### TASK TO CARRY OUT
Reproduce every entry exactly and leave its pictures out.

Recorded data
----------
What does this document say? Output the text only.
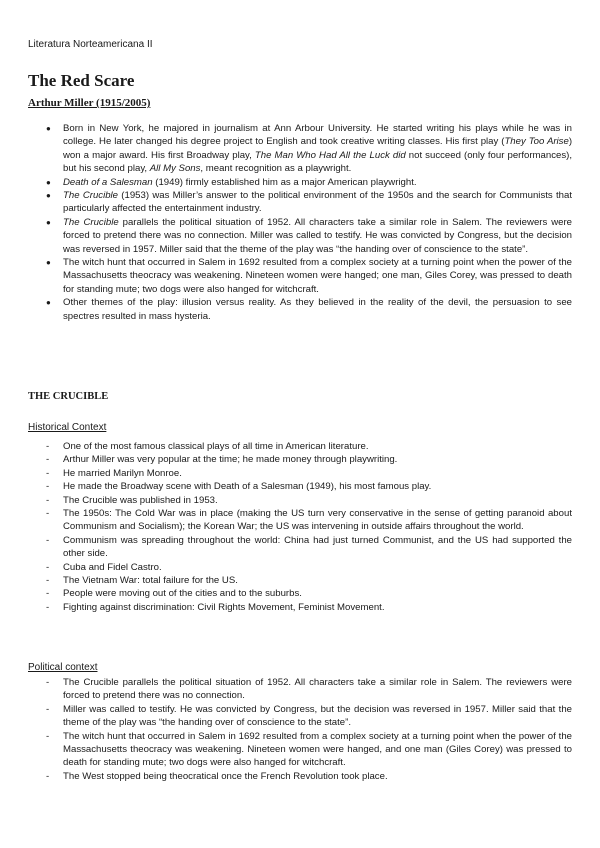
Literatura Norteamericana II
The Red Scare
Arthur Miller (1915/2005)
● Born in New York, he majored in journalism at Ann Arbour University. He started writing his plays while he was in college. He later changed his degree project to English and took creative writing classes. His first play (They Too Arise) won a major award. His first Broadway play, The Man Who Had All the Luck did not succeed (only four performances), but his second play, All My Sons, meant recognition as a playwright.
● Death of a Salesman (1949) firmly established him as a major American playwright.
● The Crucible (1953) was Miller’s answer to the political environment of the 1950s and the search for Communists that particularly affected the entertainment industry.
● The Crucible parallels the political situation of 1952. All characters take a similar role in Salem. The reviewers were forced to pretend there was no connection. Miller was called to testify. He was convicted by Congress, but the decision was reversed in 1957. Miller said that the theme of the play was “the handing over of conscience to the state”.
● The witch hunt that occurred in Salem in 1692 resulted from a complex society at a turning point when the power of the Massachusetts theocracy was weakening. Nineteen women were hanged; one man, Giles Corey, was pressed to death for standing mute; two dogs were also hanged for witchcraft.
● Other themes of the play: illusion versus reality. As they believed in the reality of the devil, the persuasion to see spectres resulted in mass hysteria.
THE CRUCIBLE
Historical Context
- One of the most famous classical plays of all time in American literature.
- Arthur Miller was very popular at the time; he made money through playwriting.
- He married Marilyn Monroe.
- He made the Broadway scene with Death of a Salesman (1949), his most famous play.
- The Crucible was published in 1953.
- The 1950s: The Cold War was in place (making the US turn very conservative in the sense of getting paranoid about Communism and Socialism); the Korean War; the US was intervening in outside affairs throughout the world.
- Communism was spreading throughout the world: China had just turned Communist, and the US had supported the other side.
- Cuba and Fidel Castro.
- The Vietnam War: total failure for the US.
- People were moving out of the cities and to the suburbs.
- Fighting against discrimination: Civil Rights Movement, Feminist Movement.
Political context
- The Crucible parallels the political situation of 1952. All characters take a similar role in Salem. The reviewers were forced to pretend there was no connection.
- Miller was called to testify. He was convicted by Congress, but the decision was reversed in 1957. Miller said that the theme of the play was “the handing over of conscience to the state”.
- The witch hunt that occurred in Salem in 1692 resulted from a complex society at a turning point when the power of the Massachusetts theocracy was weakening. Nineteen women were hanged, and one man (Giles Corey) was pressed to death for standing mute; two dogs were also hanged for witchcraft.
- The West stopped being theocratical once the French Revolution took place.
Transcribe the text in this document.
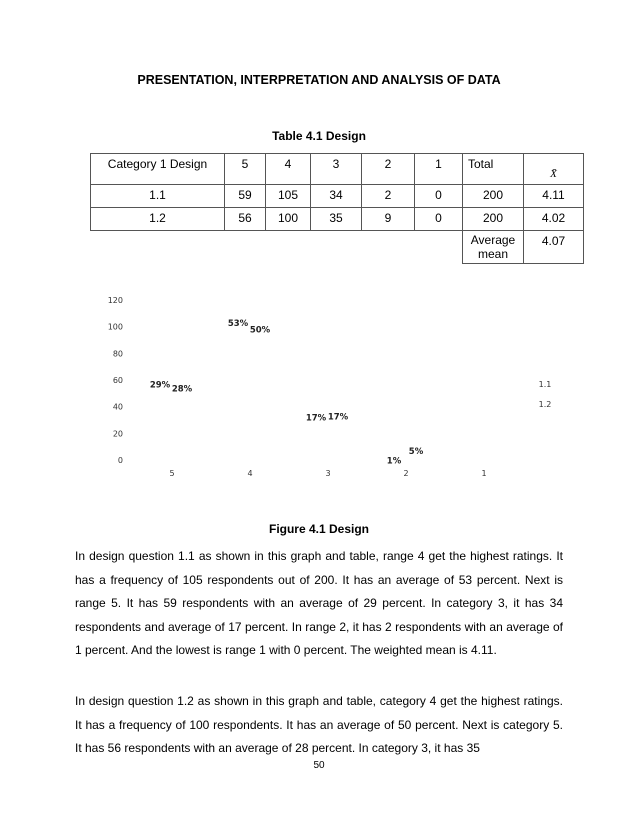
PRESENTATION, INTERPRETATION AND ANALYSIS OF DATA
Table 4.1 Design
Category 1 Design	5	4	3	2	1	Total	X̄
1.1	59	105	34	2	0	200	4.11
1.2	56	100	35	9	0	200	4.02
						Average mean	4.07
0
20
40
60
80
100
120
5	4	3	2	1
29%
53%
17%
1%
28%
50%
17%
5%
1.1
1.2
Figure 4.1 Design

In design question 1.1 as shown in this graph and table, range 4 get the highest ratings. It has a frequency of 105 respondents out of 200. It has an average of 53 percent. Next is range 5. It has 59 respondents with an average of 29 percent. In category 3, it has 34 respondents and average of 17 percent. In range 2, it has 2 respondents with an average of 1 percent. And the lowest is range 1 with 0 percent. The weighted mean is 4.11.

In design question 1.2 as shown in this graph and table, category 4 get the highest ratings. It has a frequency of 100 respondents. It has an average of 50 percent. Next is category 5. It has 56 respondents with an average of 28 percent. In category 3, it has 35

50
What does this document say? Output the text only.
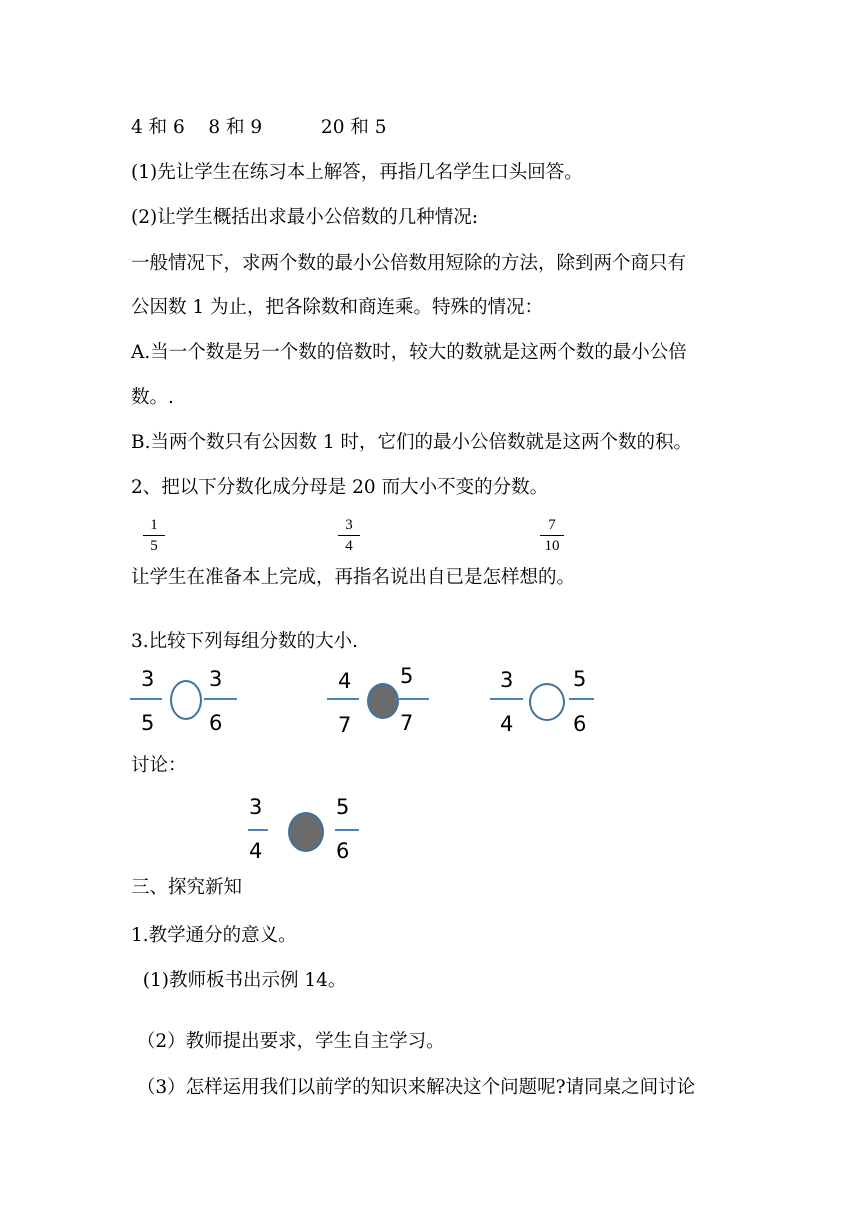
4 和 6    8 和 9          20 和 5
(1)先让学生在练习本上解答，再指几名学生口头回答。
(2)让学生概括出求最小公倍数的几种情况:
一般情况下，求两个数的最小公倍数用短除的方法，除到两个商只有
公因数 1 为止，把各除数和商连乘。特殊的情况：
A.当一个数是另一个数的倍数时，较大的数就是这两个数的最小公倍
数。.
B.当两个数只有公因数 1 时，它们的最小公倍数就是这两个数的积。
2、把以下分数化成分母是 20 而大小不变的分数。
1
5
3
4
7
10
让学生在准备本上完成，再指名说出自已是怎样想的。
3.比较下列每组分数的大小.
3
5
3
6
4
7
5
7
3
4
5
6
讨论：
3
4
5
6
三、探究新知
1.教学通分的意义。
(1)教师板书出示例 14。
（2）教师提出要求，学生自主学习。
（3）怎样运用我们以前学的知识来解决这个问题呢?请同桌之间讨论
----------
### PROBLEM SOLUTION
What does this document say? Output the text only.
Literatura Norteamericana II
The Red Scare
Arthur Miller (1915/2005)
● Born in New York, he majored in journalism at Ann Arbour University. He started writing his plays while he was in college. He later changed his degree project to English and took creative writing classes. His first play (They Too Arise) won a major award. His first Broadway play, The Man Who Had All the Luck did not succeed (only four performances), but his second play, All My Sons, meant recognition as a playwright.
● Death of a Salesman (1949) firmly established him as a major American playwright.
● The Crucible (1953) was Miller’s answer to the political environment of the 1950s and the search for Communists that particularly affected the entertainment industry.
● The Crucible parallels the political situation of 1952. All characters take a similar role in Salem. The reviewers were forced to pretend there was no connection. Miller was called to testify. He was convicted by Congress, but the decision was reversed in 1957. Miller said that the theme of the play was “the handing over of conscience to the state”.
● The witch hunt that occurred in Salem in 1692 resulted from a complex society at a turning point when the power of the Massachusetts theocracy was weakening. Nineteen women were hanged; one man, Giles Corey, was pressed to death for standing mute; two dogs were also hanged for witchcraft.
● Other themes of the play: illusion versus reality. As they believed in the reality of the devil, the persuasion to see spectres resulted in mass hysteria.
THE CRUCIBLE
Historical Context
- One of the most famous classical plays of all time in American literature.
- Arthur Miller was very popular at the time; he made money through playwriting.
- He married Marilyn Monroe.
- He made the Broadway scene with Death of a Salesman (1949), his most famous play.
- The Crucible was published in 1953.
- The 1950s: The Cold War was in place (making the US turn very conservative in the sense of getting paranoid about Communism and Socialism); the Korean War; the US was intervening in outside affairs throughout the world.
- Communism was spreading throughout the world: China had just turned Communist, and the US had supported the other side.
- Cuba and Fidel Castro.
- The Vietnam War: total failure for the US.
- People were moving out of the cities and to the suburbs.
- Fighting against discrimination: Civil Rights Movement, Feminist Movement.
Political context
- The Crucible parallels the political situation of 1952. All characters take a similar role in Salem. The reviewers were forced to pretend there was no connection.
- Miller was called to testify. He was convicted by Congress, but the decision was reversed in 1957. Miller said that the theme of the play was “the handing over of conscience to the state”.
- The witch hunt that occurred in Salem in 1692 resulted from a complex society at a turning point when the power of the Massachusetts theocracy was weakening. Nineteen women were hanged, and one man (Giles Corey) was pressed to death for standing mute; two dogs were also hanged for witchcraft.
- The West stopped being theocratical once the French Revolution took place.
Transcribe the text in this document.
PRESENTATION, INTERPRETATION AND ANALYSIS OF DATA
Table 4.1 Design
Category 1 Design	5	4	3	2	1	Total	X̄
1.1	59	105	34	2	0	200	4.11
1.2	56	100	35	9	0	200	4.02
						Average mean	4.07
0
20
40
60
80
100
120
5	4	3	2	1
29%
53%
17%
1%
28%
50%
17%
5%
1.1
1.2
Figure 4.1 Design

In design question 1.1 as shown in this graph and table, range 4 get the highest ratings. It has a frequency of 105 respondents out of 200. It has an average of 53 percent. Next is range 5. It has 59 respondents with an average of 29 percent. In category 3, it has 34 respondents and average of 17 percent. In range 2, it has 2 respondents with an average of 1 percent. And the lowest is range 1 with 0 percent. The weighted mean is 4.11.

In design question 1.2 as shown in this graph and table, category 4 get the highest ratings. It has a frequency of 100 respondents. It has an average of 50 percent. Next is category 5. It has 56 respondents with an average of 28 percent. In category 3, it has 35

50
What does this document say? Output the text only.
4 和 6    8 和 9          20 和 5
(1)先让学生在练习本上解答，再指几名学生口头回答。
(2)让学生概括出求最小公倍数的几种情况:
一般情况下，求两个数的最小公倍数用短除的方法，除到两个商只有
公因数 1 为止，把各除数和商连乘。特殊的情况：
A.当一个数是另一个数的倍数时，较大的数就是这两个数的最小公倍
数。.
B.当两个数只有公因数 1 时，它们的最小公倍数就是这两个数的积。
2、把以下分数化成分母是 20 而大小不变的分数。
1
5
3
4
7
10
让学生在准备本上完成，再指名说出自已是怎样想的。
3.比较下列每组分数的大小.
3
5
3
6
4
7
5
7
3
4
5
6
讨论：
3
4
5
6
三、探究新知
1.教学通分的意义。
(1)教师板书出示例 14。
（2）教师提出要求，学生自主学习。
（3）怎样运用我们以前学的知识来解决这个问题呢?请同桌之间讨论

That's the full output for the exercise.